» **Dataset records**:
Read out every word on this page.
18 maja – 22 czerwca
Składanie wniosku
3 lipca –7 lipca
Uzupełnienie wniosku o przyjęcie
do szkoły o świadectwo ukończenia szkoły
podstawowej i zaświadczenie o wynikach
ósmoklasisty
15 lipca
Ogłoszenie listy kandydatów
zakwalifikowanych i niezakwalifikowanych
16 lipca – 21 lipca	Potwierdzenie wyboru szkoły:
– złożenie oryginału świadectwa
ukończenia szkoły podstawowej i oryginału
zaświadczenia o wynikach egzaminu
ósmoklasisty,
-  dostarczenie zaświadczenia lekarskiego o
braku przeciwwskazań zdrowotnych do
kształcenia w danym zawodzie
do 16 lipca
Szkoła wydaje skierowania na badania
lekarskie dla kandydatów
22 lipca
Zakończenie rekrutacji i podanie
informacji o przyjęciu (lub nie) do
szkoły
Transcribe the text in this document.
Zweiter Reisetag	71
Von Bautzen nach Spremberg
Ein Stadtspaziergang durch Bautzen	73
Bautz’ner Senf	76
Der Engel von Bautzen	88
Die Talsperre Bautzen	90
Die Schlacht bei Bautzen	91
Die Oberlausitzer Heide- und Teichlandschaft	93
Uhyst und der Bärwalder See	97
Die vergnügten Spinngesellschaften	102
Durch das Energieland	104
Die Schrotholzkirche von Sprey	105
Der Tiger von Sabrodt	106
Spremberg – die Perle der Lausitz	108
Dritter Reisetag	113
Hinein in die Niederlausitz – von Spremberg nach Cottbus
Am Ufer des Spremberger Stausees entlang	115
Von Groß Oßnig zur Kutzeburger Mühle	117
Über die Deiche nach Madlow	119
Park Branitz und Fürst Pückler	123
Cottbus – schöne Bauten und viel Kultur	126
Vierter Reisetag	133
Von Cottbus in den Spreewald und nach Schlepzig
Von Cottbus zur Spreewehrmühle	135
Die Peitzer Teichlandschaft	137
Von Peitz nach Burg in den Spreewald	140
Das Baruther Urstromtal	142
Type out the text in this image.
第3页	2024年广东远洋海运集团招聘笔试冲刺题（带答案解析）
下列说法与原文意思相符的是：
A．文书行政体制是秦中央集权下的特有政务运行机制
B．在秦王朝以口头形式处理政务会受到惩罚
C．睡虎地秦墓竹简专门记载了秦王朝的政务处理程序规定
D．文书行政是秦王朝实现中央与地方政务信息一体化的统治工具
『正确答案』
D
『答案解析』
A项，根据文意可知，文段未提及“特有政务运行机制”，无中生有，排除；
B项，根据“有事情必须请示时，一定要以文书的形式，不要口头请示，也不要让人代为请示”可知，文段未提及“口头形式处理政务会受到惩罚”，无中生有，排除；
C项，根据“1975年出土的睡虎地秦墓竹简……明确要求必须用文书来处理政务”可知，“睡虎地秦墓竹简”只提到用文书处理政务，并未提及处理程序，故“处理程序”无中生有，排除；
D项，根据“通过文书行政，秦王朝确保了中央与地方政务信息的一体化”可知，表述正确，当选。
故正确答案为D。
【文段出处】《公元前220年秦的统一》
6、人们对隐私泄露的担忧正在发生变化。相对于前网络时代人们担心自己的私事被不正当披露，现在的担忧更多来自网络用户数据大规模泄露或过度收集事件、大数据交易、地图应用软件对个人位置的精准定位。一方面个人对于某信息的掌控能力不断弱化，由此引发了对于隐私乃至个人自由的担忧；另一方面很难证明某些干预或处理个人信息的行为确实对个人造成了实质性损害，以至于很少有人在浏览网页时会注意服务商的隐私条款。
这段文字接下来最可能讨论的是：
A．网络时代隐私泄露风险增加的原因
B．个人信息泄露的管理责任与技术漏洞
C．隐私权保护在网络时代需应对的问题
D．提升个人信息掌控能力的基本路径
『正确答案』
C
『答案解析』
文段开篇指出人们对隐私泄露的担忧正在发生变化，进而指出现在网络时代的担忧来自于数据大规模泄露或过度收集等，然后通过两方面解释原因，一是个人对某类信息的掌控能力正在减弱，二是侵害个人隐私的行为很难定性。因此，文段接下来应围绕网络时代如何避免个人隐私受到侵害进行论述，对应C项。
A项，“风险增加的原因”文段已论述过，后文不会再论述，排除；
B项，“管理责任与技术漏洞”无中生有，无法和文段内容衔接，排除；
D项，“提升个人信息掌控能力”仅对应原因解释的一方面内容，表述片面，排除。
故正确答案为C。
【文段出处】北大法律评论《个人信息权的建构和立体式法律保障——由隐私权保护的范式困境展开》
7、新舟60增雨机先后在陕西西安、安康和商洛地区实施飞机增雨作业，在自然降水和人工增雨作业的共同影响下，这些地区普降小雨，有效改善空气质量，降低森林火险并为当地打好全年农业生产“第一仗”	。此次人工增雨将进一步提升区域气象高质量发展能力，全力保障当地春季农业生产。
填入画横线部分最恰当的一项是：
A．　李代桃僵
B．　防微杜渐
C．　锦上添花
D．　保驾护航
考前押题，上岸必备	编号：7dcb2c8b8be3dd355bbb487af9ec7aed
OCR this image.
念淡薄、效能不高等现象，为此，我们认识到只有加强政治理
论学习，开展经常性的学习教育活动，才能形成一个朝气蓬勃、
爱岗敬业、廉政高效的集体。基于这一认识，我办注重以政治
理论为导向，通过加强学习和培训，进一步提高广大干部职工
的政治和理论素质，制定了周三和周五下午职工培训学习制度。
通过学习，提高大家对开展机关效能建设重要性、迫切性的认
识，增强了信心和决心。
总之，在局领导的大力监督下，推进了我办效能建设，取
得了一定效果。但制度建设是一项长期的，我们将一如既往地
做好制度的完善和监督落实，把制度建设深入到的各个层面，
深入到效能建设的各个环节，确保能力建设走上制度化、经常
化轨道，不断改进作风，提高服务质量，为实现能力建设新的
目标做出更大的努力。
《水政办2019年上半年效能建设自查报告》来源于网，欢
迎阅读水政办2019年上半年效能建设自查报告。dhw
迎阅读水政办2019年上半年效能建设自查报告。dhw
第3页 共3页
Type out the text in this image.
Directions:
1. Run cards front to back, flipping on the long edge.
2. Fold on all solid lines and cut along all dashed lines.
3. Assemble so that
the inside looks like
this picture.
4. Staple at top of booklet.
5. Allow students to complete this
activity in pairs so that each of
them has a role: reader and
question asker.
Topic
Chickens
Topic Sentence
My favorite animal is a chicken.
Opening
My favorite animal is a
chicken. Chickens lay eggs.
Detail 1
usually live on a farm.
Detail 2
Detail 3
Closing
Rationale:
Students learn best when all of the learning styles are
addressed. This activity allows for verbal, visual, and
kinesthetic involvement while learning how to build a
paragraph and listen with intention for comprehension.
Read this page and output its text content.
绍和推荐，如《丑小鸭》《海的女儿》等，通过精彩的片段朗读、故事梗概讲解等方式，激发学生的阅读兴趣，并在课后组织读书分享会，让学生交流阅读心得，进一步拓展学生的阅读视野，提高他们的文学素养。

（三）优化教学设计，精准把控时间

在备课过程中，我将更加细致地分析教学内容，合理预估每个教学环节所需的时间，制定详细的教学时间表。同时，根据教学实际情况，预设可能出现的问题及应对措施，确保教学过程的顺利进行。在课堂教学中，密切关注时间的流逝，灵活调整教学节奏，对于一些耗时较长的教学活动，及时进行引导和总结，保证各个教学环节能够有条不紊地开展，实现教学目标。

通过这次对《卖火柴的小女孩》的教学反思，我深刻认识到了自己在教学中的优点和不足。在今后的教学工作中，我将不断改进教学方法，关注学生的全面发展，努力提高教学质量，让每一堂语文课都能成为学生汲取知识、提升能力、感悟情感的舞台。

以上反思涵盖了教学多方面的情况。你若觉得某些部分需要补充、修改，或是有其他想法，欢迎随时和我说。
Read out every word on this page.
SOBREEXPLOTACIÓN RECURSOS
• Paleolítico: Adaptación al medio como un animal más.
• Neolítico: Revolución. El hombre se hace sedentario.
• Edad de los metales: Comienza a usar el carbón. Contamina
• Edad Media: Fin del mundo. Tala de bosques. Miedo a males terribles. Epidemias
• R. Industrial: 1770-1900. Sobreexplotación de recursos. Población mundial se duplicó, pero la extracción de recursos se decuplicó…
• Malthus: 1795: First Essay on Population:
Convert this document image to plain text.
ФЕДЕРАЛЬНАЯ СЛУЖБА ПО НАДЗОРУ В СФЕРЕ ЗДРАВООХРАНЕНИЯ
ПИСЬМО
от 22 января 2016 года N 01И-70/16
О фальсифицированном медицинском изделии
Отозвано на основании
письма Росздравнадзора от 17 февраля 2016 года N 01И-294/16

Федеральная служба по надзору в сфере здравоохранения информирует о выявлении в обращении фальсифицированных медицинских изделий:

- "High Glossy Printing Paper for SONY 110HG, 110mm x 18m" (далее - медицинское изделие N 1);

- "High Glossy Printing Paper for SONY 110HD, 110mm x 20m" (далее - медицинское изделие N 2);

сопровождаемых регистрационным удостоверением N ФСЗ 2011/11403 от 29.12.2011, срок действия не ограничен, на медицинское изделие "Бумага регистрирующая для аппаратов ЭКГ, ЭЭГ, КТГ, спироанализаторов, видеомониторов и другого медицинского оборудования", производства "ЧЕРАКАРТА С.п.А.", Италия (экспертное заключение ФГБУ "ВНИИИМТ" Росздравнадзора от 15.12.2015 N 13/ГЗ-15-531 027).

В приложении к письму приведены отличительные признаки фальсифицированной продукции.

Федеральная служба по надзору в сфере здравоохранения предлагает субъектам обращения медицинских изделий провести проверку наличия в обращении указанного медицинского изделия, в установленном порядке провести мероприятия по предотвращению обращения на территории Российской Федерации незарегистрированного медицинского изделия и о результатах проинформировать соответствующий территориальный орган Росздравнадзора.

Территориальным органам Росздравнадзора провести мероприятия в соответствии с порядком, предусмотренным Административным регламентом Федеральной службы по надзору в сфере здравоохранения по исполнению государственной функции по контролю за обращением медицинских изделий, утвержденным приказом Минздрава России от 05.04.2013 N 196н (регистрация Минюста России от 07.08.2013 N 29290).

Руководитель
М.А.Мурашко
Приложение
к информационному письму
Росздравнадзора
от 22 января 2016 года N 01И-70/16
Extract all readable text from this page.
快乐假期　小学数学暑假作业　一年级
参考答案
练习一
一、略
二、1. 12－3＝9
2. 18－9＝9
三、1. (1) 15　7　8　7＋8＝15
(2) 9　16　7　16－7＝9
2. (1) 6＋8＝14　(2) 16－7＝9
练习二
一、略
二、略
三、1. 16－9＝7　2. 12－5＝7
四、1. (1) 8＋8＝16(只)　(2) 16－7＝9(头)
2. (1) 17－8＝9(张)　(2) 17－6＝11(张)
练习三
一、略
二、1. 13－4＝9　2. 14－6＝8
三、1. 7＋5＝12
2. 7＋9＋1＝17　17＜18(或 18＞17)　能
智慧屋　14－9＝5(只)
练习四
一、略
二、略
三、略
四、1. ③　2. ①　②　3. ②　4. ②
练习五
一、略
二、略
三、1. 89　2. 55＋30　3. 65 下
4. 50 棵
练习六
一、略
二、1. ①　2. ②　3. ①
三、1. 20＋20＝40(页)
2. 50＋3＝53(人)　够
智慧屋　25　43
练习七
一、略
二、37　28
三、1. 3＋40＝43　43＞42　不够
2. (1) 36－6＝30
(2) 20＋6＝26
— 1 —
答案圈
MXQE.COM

» **Task details**: Identify and copy all lines with the word "Cottbus".

» **Correct response**:
Hinein in die Niederlausitz – von Spremberg nach Cottbus
Cottbus – schöne Bauten und viel Kultur	126
Von Cottbus in den Spreewald und nach Schlepzig
Von Cottbus zur Spreewehrmühle	135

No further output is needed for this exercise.